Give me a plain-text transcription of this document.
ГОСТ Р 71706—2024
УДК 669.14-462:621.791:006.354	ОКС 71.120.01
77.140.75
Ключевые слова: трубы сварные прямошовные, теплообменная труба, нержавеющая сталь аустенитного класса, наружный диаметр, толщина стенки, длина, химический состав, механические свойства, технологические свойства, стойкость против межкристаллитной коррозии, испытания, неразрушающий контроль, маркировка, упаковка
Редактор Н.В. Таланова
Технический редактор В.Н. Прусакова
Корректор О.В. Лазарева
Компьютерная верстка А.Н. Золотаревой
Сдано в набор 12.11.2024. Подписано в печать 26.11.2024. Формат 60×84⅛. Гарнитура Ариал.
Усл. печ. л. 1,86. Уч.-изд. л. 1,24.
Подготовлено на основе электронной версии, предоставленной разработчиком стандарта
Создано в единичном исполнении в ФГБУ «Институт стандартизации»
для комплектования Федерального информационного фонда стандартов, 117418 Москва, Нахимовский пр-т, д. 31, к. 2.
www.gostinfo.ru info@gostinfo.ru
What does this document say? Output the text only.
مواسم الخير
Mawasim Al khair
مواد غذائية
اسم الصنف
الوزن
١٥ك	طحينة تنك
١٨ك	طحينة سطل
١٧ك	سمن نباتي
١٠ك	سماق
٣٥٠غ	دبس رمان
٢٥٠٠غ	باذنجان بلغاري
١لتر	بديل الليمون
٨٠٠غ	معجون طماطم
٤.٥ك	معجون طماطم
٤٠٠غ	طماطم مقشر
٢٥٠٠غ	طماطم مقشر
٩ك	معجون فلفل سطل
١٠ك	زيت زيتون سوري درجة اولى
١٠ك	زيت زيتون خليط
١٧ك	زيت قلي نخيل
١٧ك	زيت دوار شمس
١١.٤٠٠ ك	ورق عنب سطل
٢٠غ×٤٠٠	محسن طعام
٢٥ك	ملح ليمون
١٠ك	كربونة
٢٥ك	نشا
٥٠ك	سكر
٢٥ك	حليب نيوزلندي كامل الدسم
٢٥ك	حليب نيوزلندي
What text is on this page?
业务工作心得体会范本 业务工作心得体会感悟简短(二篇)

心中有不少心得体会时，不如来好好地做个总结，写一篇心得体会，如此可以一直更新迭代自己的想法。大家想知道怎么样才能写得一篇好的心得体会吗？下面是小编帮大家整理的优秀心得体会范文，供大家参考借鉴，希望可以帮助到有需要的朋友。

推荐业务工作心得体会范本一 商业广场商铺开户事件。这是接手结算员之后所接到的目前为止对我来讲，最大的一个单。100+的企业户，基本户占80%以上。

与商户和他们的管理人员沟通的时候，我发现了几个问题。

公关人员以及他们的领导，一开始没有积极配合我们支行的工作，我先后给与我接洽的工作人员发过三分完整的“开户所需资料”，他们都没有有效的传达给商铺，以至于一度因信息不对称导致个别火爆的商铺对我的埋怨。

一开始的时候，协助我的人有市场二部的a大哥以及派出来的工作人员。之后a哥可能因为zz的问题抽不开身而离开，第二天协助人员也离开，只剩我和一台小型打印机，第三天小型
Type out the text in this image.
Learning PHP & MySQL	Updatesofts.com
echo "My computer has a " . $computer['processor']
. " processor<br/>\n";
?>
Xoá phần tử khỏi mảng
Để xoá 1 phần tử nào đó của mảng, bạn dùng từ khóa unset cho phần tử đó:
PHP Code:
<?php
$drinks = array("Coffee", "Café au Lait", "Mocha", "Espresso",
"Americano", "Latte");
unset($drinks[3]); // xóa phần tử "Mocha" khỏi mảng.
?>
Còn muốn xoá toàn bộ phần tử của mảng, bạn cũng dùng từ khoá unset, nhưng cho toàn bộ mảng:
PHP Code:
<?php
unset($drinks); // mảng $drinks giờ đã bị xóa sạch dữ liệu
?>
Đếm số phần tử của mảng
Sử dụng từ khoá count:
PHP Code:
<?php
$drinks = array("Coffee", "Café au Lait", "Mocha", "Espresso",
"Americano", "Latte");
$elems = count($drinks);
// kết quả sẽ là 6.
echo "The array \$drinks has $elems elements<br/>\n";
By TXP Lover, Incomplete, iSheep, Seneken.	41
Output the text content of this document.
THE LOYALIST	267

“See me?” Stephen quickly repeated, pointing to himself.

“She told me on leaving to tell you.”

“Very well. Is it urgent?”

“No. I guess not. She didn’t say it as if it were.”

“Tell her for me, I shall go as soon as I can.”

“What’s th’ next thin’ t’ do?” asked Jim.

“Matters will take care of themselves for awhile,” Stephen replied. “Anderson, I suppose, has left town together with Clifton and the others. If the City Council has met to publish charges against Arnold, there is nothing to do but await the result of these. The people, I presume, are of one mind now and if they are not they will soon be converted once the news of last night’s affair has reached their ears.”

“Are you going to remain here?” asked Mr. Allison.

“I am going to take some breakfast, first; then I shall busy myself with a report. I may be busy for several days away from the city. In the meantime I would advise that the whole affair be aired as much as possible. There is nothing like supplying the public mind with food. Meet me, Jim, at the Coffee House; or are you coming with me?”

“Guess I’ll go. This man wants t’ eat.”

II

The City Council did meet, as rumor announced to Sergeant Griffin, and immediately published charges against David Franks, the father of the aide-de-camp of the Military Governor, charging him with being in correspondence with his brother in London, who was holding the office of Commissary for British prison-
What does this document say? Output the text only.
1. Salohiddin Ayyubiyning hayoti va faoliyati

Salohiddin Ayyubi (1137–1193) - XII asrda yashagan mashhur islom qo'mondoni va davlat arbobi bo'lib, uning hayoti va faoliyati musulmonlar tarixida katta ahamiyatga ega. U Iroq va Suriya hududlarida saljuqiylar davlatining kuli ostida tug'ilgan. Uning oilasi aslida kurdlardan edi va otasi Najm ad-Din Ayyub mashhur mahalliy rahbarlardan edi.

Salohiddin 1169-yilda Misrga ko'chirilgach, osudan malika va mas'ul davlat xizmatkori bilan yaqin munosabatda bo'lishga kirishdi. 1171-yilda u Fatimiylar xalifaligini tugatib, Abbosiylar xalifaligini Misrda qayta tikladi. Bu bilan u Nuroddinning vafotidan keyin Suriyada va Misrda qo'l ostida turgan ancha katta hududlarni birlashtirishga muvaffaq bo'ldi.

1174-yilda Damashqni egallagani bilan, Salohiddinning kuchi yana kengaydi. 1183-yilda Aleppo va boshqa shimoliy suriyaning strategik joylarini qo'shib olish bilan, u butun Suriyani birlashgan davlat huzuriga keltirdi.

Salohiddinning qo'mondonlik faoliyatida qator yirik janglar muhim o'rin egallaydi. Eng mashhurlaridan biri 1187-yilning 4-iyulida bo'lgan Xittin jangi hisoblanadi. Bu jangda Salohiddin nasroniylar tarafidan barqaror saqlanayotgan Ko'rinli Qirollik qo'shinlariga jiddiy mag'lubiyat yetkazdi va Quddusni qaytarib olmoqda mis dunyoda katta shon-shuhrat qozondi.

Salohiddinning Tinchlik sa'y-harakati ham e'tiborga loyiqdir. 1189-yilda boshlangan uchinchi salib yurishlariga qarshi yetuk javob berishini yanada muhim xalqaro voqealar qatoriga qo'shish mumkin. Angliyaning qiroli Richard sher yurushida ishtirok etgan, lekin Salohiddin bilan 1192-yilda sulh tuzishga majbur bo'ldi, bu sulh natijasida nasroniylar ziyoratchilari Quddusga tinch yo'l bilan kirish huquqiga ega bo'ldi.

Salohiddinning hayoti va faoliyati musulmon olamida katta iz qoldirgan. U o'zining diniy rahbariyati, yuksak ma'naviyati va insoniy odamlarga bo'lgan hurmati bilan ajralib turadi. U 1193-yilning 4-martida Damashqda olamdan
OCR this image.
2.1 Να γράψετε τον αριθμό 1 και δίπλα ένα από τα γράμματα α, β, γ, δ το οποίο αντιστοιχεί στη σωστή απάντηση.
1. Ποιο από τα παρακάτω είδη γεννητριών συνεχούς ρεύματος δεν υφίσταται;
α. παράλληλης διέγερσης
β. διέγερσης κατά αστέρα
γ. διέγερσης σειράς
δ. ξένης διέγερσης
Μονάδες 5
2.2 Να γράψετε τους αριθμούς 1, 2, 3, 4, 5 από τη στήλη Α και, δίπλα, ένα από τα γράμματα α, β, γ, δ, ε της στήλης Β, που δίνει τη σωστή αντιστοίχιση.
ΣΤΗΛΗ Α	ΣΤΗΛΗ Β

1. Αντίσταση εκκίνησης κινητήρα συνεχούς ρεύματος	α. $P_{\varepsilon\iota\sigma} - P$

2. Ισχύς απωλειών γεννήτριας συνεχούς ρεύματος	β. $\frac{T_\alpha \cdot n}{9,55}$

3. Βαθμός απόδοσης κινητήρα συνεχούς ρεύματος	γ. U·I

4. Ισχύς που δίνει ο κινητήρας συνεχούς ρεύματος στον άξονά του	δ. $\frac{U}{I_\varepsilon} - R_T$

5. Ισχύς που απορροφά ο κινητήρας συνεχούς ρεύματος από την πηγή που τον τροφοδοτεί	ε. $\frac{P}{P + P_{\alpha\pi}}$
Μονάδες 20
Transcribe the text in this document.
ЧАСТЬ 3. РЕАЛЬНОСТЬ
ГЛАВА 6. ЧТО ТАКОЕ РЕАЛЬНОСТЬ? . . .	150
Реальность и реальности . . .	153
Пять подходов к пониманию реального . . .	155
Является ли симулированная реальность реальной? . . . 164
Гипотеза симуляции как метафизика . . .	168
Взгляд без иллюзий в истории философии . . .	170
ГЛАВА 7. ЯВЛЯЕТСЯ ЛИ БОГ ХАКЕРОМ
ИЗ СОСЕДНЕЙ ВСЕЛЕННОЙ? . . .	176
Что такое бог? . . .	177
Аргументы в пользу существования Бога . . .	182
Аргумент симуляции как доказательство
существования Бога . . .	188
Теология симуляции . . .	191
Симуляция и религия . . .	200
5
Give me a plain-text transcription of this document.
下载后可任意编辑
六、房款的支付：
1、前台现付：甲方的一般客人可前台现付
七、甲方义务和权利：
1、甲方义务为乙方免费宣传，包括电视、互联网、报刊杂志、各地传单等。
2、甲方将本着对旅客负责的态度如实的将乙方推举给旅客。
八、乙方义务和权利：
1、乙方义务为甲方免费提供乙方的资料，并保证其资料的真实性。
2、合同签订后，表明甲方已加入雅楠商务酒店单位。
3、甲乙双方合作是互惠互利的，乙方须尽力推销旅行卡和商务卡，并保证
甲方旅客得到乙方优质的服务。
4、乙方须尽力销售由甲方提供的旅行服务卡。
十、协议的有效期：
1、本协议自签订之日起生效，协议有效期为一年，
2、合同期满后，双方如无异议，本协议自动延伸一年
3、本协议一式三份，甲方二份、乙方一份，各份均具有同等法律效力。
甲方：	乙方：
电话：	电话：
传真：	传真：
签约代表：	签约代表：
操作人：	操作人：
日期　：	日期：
####################
> To be done:
Examine the records and report how many lines contain the string "συνεχούς". Only the number should be given.

> The response:
6